## Problem requirements
Transcribe the records exactly. Pictures do not belong in the transcription.

[Items from a data source]
◆ ◆ ◆
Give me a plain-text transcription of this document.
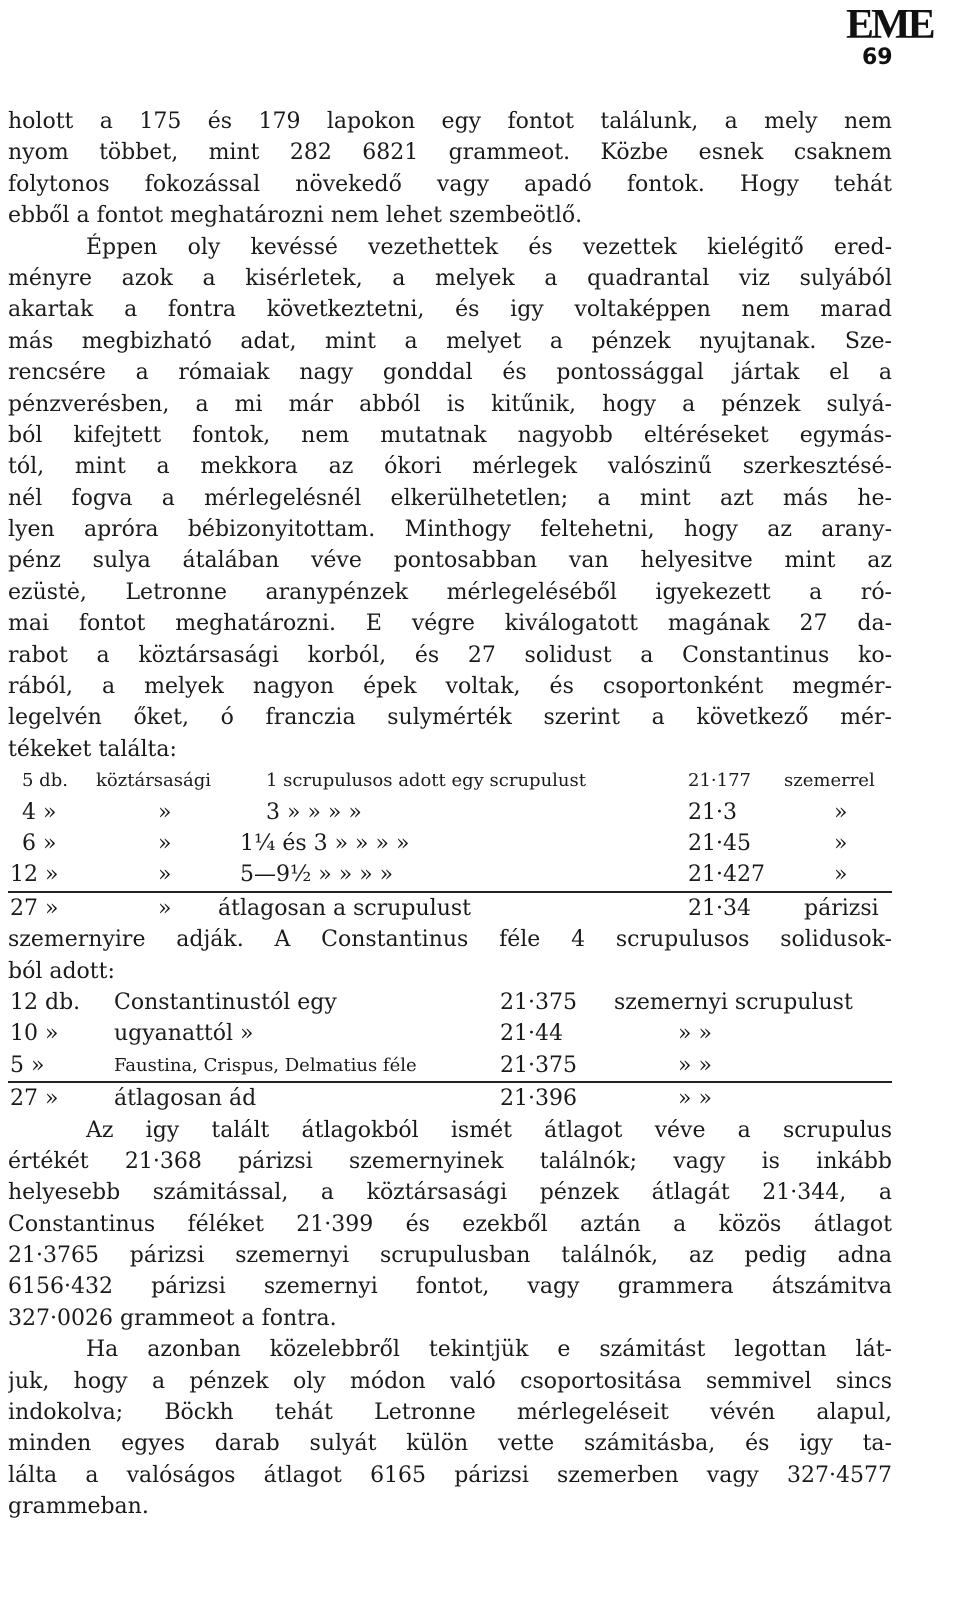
EME
69
holott a 175 és 179 lapokon egy fontot találunk, a mely nem
nyom többet, mint 282 6821 grammeot. Közbe esnek csaknem
folytonos fokozással növekedő vagy apadó fontok. Hogy tehát
ebből a fontot meghatározni nem lehet szembeötlő.
Éppen oly kevéssé vezethettek és vezettek kielégitő ered-
ményre azok a kisérletek, a melyek a quadrantal viz sulyából
akartak a fontra következtetni, és igy voltaképpen nem marad
más megbizható adat, mint a melyet a pénzek nyujtanak. Sze-
rencsére a rómaiak nagy gonddal és pontossággal jártak el a
pénzverésben, a mi már abból is kitűnik, hogy a pénzek sulyá-
ból kifejtett fontok, nem mutatnak nagyobb eltéréseket egymás-
tól, mint a mekkora az ókori mérlegek valószinű szerkesztésé-
nél fogva a mérlegelésnél elkerülhetetlen; a mint azt más he-
lyen apróra bébizonyitottam. Minthogy feltehetni, hogy az arany-
pénz sulya átalában véve pontosabban van helyesitve mint az
ezüstė, Letronne aranypénzek mérlegeléséből igyekezett a ró-
mai fontot meghatározni. E végre kiválogatott magának 27 da-
rabot a köztársasági korból, és 27 solidust a Constantinus ko-
rából, a melyek nagyon épek voltak, és csoportonként megmér-
legelvén őket, ó franczia sulymérték szerint a következő mér-
tékeket találta:
5 db. köztársasági	1 scrupulusos adott egy scrupulust	21·177 szemerrel
4 »	»	3 » » » »	21·3	»
6 »	»	1¼ és 3 » » » »	21·45	»
12 »	»	5—9½ » » » »	21·427	»
27 »	» átlagosan a scrupulust	21·34 párizsi
szemernyire adják. A Constantinus féle 4 scrupulusos solidusok-
ból adott:
12 db. Constantinustól egy	21·375 szemernyi scrupulust
10 »	ugyanattól »	21·44	» »
5 »	Faustina, Crispus, Delmatius féle	21·375	» »
27 »	átlagosan ád	21·396	» »
Az igy talált átlagokból ismét átlagot véve a scrupulus
értékét 21·368 párizsi szemernyinek találnók; vagy is inkább
helyesebb számitással, a köztársasági pénzek átlagát 21·344, a
Constantinus féléket 21·399 és ezekből aztán a közös átlagot
21·3765 párizsi szemernyi scrupulusban találnók, az pedig adna
6156·432 párizsi szemernyi fontot, vagy grammera átszámitva
327·0026 grammeot a fontra.
Ha azonban közelebbről tekintjük e számitást legottan lát-
juk, hogy a pénzek oly módon való csoportositása semmivel sincs
indokolva; Böckh tehát Letronne mérlegeléseit vévén alapul,
minden egyes darab sulyát külön vette számitásba, és igy ta-
lálta a valóságos átlagot 6165 párizsi szemerben vagy 327·4577
grammeban.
◆ ◆ ◆
## Written solution
Give me a plain-text transcription of this document.
EME
69
holott a 175 és 179 lapokon egy fontot találunk, a mely nem
nyom többet, mint 282 6821 grammeot. Közbe esnek csaknem
folytonos fokozással növekedő vagy apadó fontok. Hogy tehát
ebből a fontot meghatározni nem lehet szembeötlő.
Éppen oly kevéssé vezethettek és vezettek kielégitő ered-
ményre azok a kisérletek, a melyek a quadrantal viz sulyából
akartak a fontra következtetni, és igy voltaképpen nem marad
más megbizható adat, mint a melyet a pénzek nyujtanak. Sze-
rencsére a rómaiak nagy gonddal és pontossággal jártak el a
pénzverésben, a mi már abból is kitűnik, hogy a pénzek sulyá-
ból kifejtett fontok, nem mutatnak nagyobb eltéréseket egymás-
tól, mint a mekkora az ókori mérlegek valószinű szerkesztésé-
nél fogva a mérlegelésnél elkerülhetetlen; a mint azt más he-
lyen apróra bébizonyitottam. Minthogy feltehetni, hogy az arany-
pénz sulya átalában véve pontosabban van helyesitve mint az
ezüstė, Letronne aranypénzek mérlegeléséből igyekezett a ró-
mai fontot meghatározni. E végre kiválogatott magának 27 da-
rabot a köztársasági korból, és 27 solidust a Constantinus ko-
rából, a melyek nagyon épek voltak, és csoportonként megmér-
legelvén őket, ó franczia sulymérték szerint a következő mér-
tékeket találta:
5 db. köztársasági	1 scrupulusos adott egy scrupulust	21·177 szemerrel
4 »	»	3 » » » »	21·3	»
6 »	»	1¼ és 3 » » » »	21·45	»
12 »	»	5—9½ » » » »	21·427	»
27 »	» átlagosan a scrupulust	21·34 párizsi
szemernyire adják. A Constantinus féle 4 scrupulusos solidusok-
ból adott:
12 db. Constantinustól egy	21·375 szemernyi scrupulust
10 »	ugyanattól »	21·44	» »
5 »	Faustina, Crispus, Delmatius féle	21·375	» »
27 »	átlagosan ád	21·396	» »
Az igy talált átlagokból ismét átlagot véve a scrupulus
értékét 21·368 párizsi szemernyinek találnók; vagy is inkább
helyesebb számitással, a köztársasági pénzek átlagát 21·344, a
Constantinus féléket 21·399 és ezekből aztán a közös átlagot
21·3765 párizsi szemernyi scrupulusban találnók, az pedig adna
6156·432 párizsi szemernyi fontot, vagy grammera átszámitva
327·0026 grammeot a fontra.
Ha azonban közelebbről tekintjük e számitást legottan lát-
juk, hogy a pénzek oly módon való csoportositása semmivel sincs
indokolva; Böckh tehát Letronne mérlegeléseit vévén alapul,
minden egyes darab sulyát külön vette számitásba, és igy ta-
lálta a valóságos átlagot 6165 párizsi szemerben vagy 327·4577
grammeban.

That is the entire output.